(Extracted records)
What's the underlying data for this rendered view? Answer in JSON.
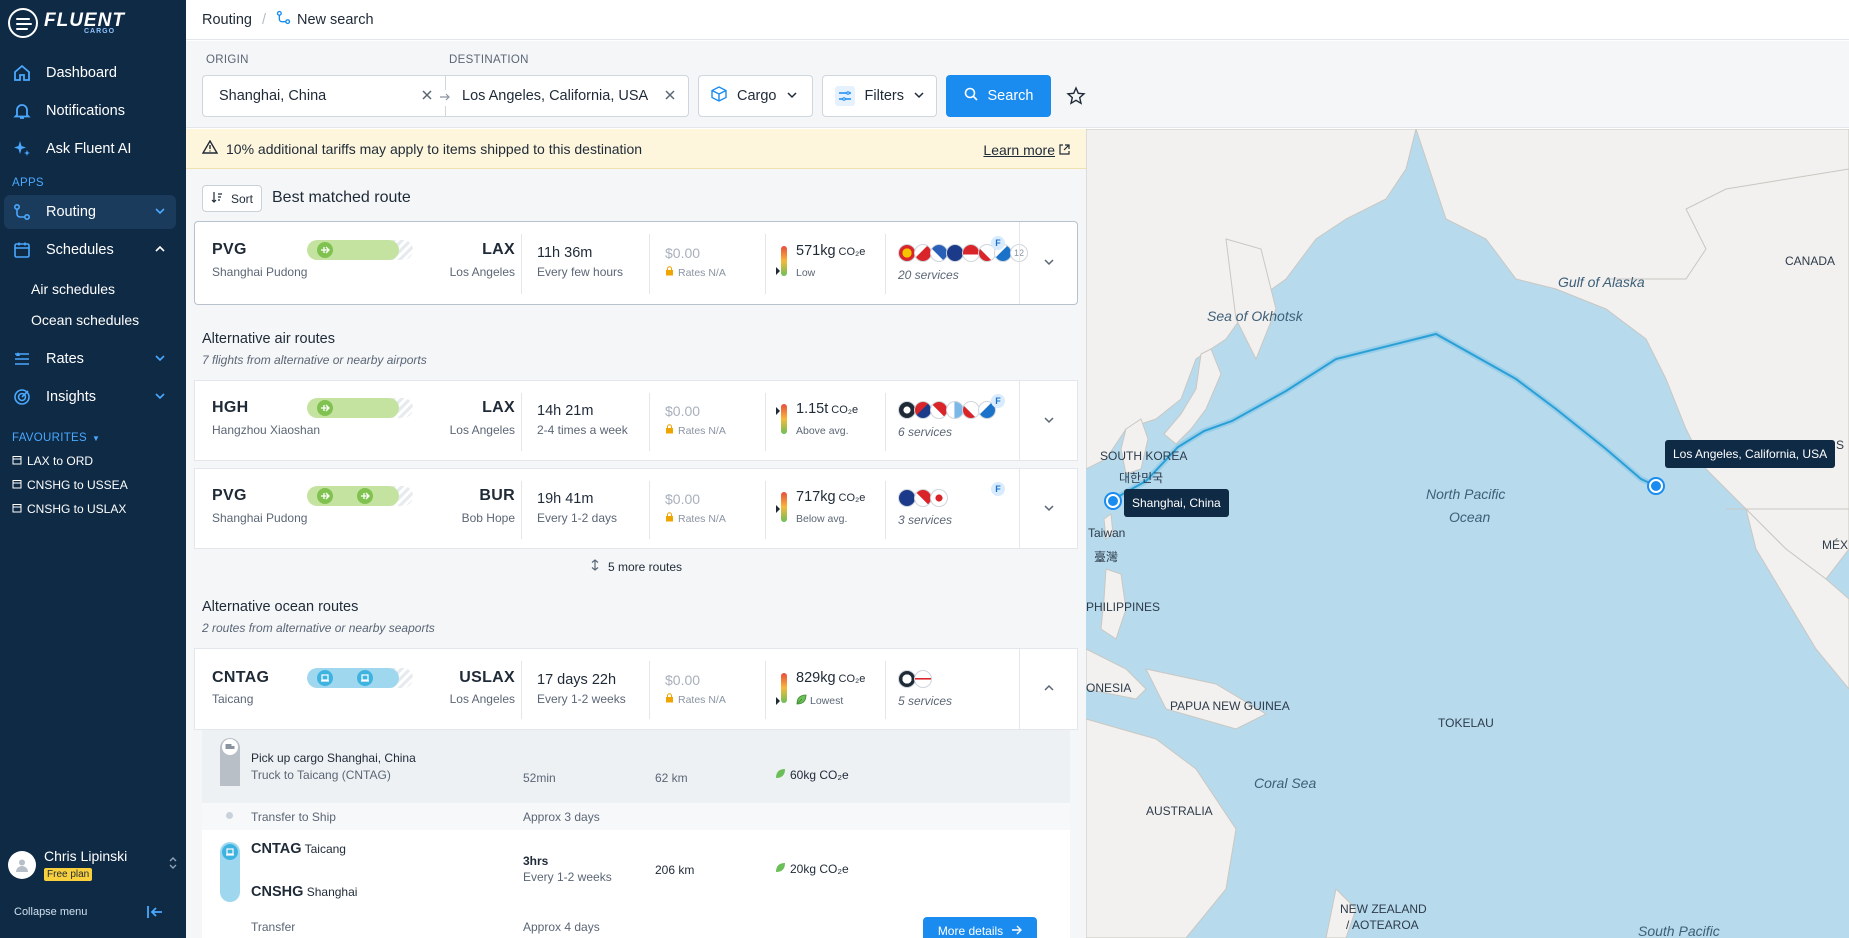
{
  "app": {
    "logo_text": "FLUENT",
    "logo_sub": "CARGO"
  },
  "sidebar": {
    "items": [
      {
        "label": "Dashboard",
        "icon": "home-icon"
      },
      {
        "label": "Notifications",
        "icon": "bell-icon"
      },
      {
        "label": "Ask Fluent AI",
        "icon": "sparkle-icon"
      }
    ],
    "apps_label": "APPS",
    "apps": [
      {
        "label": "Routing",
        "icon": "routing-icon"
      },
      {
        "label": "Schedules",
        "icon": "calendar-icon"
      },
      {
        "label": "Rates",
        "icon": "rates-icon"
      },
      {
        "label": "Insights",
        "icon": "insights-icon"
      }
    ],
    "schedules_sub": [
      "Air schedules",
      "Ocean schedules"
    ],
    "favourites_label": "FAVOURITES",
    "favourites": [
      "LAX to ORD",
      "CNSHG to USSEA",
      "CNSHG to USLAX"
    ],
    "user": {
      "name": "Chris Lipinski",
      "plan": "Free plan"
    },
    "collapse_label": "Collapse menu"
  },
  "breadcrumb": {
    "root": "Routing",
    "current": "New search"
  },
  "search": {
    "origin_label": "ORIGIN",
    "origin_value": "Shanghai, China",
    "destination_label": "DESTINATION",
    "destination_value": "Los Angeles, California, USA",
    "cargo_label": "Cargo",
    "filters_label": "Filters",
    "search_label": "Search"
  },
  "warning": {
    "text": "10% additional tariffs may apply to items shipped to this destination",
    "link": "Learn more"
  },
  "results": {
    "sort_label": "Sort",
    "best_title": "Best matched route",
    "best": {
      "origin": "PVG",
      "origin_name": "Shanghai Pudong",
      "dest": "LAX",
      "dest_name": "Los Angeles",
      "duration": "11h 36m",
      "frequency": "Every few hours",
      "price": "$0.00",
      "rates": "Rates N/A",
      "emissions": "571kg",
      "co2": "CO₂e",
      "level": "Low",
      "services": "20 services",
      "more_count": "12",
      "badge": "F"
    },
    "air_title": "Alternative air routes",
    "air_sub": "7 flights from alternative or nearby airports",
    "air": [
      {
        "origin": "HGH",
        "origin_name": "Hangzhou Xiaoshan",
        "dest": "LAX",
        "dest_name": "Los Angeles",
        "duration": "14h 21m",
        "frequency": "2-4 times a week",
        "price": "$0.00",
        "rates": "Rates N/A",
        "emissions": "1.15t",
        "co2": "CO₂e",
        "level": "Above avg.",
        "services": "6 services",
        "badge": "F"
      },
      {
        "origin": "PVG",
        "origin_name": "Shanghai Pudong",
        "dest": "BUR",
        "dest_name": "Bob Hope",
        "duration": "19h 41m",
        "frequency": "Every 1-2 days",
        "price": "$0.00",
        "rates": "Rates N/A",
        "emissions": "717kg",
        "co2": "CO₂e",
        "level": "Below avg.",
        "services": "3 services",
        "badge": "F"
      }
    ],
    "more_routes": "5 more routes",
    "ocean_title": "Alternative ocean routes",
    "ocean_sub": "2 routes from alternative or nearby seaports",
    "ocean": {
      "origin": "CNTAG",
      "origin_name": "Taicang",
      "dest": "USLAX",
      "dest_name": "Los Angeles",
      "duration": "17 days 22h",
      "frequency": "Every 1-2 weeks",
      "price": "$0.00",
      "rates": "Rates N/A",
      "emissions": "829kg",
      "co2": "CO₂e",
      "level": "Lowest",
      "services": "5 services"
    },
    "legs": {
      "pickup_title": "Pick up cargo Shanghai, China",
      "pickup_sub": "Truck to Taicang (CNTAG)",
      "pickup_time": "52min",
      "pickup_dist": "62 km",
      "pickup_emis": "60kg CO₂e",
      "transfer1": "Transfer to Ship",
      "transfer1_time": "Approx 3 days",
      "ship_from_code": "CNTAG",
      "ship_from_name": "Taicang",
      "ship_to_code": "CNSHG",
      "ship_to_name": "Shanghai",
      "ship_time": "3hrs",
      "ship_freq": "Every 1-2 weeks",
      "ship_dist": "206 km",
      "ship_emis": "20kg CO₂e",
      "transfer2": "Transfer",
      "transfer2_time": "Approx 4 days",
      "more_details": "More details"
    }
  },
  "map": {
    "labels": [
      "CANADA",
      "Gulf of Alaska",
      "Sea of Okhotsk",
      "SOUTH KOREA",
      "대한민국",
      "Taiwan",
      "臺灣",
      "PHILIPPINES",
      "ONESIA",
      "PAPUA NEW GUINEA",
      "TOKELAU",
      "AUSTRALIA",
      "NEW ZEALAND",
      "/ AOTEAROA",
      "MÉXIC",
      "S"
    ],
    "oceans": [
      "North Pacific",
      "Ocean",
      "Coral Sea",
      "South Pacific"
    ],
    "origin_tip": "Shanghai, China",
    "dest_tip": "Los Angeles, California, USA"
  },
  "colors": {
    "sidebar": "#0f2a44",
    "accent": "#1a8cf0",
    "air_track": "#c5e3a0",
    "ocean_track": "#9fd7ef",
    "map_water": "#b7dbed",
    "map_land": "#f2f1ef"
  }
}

--

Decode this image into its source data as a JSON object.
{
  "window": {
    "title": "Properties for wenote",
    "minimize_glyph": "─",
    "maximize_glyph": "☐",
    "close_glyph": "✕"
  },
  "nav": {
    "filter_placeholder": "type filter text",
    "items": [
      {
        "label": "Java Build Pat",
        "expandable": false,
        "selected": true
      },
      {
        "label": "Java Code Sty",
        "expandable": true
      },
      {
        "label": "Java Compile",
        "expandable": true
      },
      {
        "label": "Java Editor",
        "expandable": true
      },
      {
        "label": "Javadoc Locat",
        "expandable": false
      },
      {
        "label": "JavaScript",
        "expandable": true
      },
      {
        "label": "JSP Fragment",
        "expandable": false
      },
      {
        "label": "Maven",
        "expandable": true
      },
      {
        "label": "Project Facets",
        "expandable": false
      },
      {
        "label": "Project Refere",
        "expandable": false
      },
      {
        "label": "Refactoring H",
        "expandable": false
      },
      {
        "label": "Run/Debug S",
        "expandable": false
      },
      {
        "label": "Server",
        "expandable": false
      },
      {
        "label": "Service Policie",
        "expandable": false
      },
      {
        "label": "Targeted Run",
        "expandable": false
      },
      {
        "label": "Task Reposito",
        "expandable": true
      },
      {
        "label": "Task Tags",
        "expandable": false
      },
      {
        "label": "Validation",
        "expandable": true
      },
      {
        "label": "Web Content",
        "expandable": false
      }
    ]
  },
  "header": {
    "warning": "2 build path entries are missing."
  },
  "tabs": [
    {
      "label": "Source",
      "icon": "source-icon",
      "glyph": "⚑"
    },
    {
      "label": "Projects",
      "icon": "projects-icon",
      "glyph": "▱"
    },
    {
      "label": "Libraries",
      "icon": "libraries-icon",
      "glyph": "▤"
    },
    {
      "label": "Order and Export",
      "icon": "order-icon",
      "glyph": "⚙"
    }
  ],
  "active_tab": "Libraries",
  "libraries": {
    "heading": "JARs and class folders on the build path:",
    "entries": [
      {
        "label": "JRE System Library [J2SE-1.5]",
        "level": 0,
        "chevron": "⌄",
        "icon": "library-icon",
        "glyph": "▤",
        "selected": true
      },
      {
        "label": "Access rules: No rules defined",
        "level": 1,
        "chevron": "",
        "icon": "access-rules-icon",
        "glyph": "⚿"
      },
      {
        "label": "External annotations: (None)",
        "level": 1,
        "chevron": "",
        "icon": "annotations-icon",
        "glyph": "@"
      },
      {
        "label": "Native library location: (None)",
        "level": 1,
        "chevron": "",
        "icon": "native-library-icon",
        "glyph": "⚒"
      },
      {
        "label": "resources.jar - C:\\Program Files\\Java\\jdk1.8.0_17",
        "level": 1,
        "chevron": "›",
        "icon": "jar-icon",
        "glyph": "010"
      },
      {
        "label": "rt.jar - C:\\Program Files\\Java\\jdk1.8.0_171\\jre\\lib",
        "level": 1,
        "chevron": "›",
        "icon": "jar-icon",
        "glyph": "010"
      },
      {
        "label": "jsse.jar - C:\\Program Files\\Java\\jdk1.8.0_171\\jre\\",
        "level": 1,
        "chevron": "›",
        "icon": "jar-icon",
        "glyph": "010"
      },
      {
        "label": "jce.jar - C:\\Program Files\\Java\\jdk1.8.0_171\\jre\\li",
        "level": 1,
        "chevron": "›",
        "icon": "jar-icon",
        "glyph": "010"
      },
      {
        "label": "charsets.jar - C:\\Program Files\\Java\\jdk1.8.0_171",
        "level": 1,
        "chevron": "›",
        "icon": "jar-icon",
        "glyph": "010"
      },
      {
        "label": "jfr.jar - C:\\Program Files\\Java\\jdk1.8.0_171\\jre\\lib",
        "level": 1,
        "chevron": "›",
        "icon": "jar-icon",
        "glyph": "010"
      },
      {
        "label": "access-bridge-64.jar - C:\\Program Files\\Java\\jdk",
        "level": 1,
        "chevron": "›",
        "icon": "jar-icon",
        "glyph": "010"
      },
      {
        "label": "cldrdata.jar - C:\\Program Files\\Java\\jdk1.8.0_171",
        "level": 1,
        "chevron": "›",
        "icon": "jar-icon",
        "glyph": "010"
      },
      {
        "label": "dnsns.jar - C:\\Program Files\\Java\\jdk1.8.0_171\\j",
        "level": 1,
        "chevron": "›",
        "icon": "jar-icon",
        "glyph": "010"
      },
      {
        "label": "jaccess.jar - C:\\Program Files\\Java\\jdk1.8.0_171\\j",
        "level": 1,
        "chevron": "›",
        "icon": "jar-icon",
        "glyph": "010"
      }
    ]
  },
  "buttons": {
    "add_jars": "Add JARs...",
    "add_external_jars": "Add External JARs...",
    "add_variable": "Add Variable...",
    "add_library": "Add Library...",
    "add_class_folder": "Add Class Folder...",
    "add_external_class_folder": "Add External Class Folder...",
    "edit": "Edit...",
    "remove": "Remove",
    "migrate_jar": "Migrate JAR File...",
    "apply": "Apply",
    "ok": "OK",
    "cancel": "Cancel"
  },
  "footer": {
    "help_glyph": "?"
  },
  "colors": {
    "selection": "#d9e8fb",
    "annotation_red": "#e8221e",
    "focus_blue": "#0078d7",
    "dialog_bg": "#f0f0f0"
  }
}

Brief: Search the listing for the word "this" and return each line that holds it.

The output:
What's the underlying data for this rendered view? Answer in JSON.
    "text": "10% additional tariffs may apply to items shipped to this destination",
Decode this image into its source data as a JSON object.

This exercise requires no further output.